BEGIN

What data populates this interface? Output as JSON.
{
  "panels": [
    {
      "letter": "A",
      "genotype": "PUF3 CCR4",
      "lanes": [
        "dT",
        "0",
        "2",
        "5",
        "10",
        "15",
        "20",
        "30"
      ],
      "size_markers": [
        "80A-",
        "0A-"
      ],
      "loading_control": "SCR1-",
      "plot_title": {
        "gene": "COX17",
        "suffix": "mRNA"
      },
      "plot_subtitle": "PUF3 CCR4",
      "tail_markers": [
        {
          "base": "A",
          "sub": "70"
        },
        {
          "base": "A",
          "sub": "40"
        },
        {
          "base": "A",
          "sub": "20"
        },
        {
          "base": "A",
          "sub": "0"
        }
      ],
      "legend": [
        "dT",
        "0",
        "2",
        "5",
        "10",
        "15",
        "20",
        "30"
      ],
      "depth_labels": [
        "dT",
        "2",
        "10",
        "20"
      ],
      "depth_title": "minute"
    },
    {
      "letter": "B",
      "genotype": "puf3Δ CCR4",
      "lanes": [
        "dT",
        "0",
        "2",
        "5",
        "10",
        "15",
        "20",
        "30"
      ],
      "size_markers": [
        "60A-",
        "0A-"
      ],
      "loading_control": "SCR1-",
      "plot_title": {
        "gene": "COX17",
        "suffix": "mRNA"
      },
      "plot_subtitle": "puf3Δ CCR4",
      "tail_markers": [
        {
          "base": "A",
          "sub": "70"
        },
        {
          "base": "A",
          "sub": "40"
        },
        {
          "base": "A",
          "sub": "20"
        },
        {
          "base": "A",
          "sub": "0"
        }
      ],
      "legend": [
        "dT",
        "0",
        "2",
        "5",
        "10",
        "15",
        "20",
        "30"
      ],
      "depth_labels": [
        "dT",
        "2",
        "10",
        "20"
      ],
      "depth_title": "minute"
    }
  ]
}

END

*WORK REQUIRED*
Type out the whole of the data again, exactly as shown.

*TASK RESULT*
What data populates this interface? Output as JSON.
{
  "panels": [
    {
      "letter": "A",
      "genotype": "PUF3 CCR4",
      "lanes": [
        "dT",
        "0",
        "2",
        "5",
        "10",
        "15",
        "20",
        "30"
      ],
      "size_markers": [
        "80A-",
        "0A-"
      ],
      "loading_control": "SCR1-",
      "plot_title": {
        "gene": "COX17",
        "suffix": "mRNA"
      },
      "plot_subtitle": "PUF3 CCR4",
      "tail_markers": [
        {
          "base": "A",
          "sub": "70"
        },
        {
          "base": "A",
          "sub": "40"
        },
        {
          "base": "A",
          "sub": "20"
        },
        {
          "base": "A",
          "sub": "0"
        }
      ],
      "legend": [
        "dT",
        "0",
        "2",
        "5",
        "10",
        "15",
        "20",
        "30"
      ],
      "depth_labels": [
        "dT",
        "2",
        "10",
        "20"
      ],
      "depth_title": "minute"
    },
    {
      "letter": "B",
      "genotype": "puf3Δ CCR4",
      "lanes": [
        "dT",
        "0",
        "2",
        "5",
        "10",
        "15",
        "20",
        "30"
      ],
      "size_markers": [
        "60A-",
        "0A-"
      ],
      "loading_control": "SCR1-",
      "plot_title": {
        "gene": "COX17",
        "suffix": "mRNA"
      },
      "plot_subtitle": "puf3Δ CCR4",
      "tail_markers": [
        {
          "base": "A",
          "sub": "70"
        },
        {
          "base": "A",
          "sub": "40"
        },
        {
          "base": "A",
          "sub": "20"
        },
        {
          "base": "A",
          "sub": "0"
        }
      ],
      "legend": [
        "dT",
        "0",
        "2",
        "5",
        "10",
        "15",
        "20",
        "30"
      ],
      "depth_labels": [
        "dT",
        "2",
        "10",
        "20"
      ],
      "depth_title": "minute"
    }
  ]
}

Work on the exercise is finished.